### WHAT YOU ARE ASKED TO DO
Each record that follows must be printed exactly as given.

* * * * * * *

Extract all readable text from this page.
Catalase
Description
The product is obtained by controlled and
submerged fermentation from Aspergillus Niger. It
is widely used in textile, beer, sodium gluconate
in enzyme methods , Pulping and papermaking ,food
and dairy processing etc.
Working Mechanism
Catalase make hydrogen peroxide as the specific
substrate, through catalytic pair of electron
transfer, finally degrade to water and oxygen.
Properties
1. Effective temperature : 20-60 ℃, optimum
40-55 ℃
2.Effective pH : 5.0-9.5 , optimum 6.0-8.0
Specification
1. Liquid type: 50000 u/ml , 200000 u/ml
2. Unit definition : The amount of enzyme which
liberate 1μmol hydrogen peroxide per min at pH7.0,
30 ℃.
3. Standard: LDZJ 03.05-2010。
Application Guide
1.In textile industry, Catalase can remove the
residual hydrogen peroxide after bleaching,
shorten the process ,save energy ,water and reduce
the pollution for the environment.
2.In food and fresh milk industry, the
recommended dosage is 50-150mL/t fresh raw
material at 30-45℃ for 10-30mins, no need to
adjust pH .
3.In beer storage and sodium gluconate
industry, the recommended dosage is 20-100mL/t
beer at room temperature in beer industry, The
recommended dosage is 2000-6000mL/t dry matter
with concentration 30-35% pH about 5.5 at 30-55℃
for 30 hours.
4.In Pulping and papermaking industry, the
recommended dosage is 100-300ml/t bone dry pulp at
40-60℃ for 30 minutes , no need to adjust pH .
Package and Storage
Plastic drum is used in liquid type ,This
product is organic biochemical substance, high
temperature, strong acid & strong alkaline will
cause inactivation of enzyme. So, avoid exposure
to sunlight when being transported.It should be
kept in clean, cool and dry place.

* * * * * * *

### RESULT FOR THIS EXERCISE
Extract all readable text from this page.
Catalase
Description
The product is obtained by controlled and
submerged fermentation from Aspergillus Niger. It
is widely used in textile, beer, sodium gluconate
in enzyme methods , Pulping and papermaking ,food
and dairy processing etc.
Working Mechanism
Catalase make hydrogen peroxide as the specific
substrate, through catalytic pair of electron
transfer, finally degrade to water and oxygen.
Properties
1. Effective temperature : 20-60 ℃, optimum
40-55 ℃
2.Effective pH : 5.0-9.5 , optimum 6.0-8.0
Specification
1. Liquid type: 50000 u/ml , 200000 u/ml
2. Unit definition : The amount of enzyme which
liberate 1μmol hydrogen peroxide per min at pH7.0,
30 ℃.
3. Standard: LDZJ 03.05-2010。
Application Guide
1.In textile industry, Catalase can remove the
residual hydrogen peroxide after bleaching,
shorten the process ,save energy ,water and reduce
the pollution for the environment.
2.In food and fresh milk industry, the
recommended dosage is 50-150mL/t fresh raw
material at 30-45℃ for 10-30mins, no need to
adjust pH .
3.In beer storage and sodium gluconate
industry, the recommended dosage is 20-100mL/t
beer at room temperature in beer industry, The
recommended dosage is 2000-6000mL/t dry matter
with concentration 30-35% pH about 5.5 at 30-55℃
for 30 hours.
4.In Pulping and papermaking industry, the
recommended dosage is 100-300ml/t bone dry pulp at
40-60℃ for 30 minutes , no need to adjust pH .
Package and Storage
Plastic drum is used in liquid type ,This
product is organic biochemical substance, high
temperature, strong acid & strong alkaline will
cause inactivation of enzyme. So, avoid exposure
to sunlight when being transported.It should be
kept in clean, cool and dry place.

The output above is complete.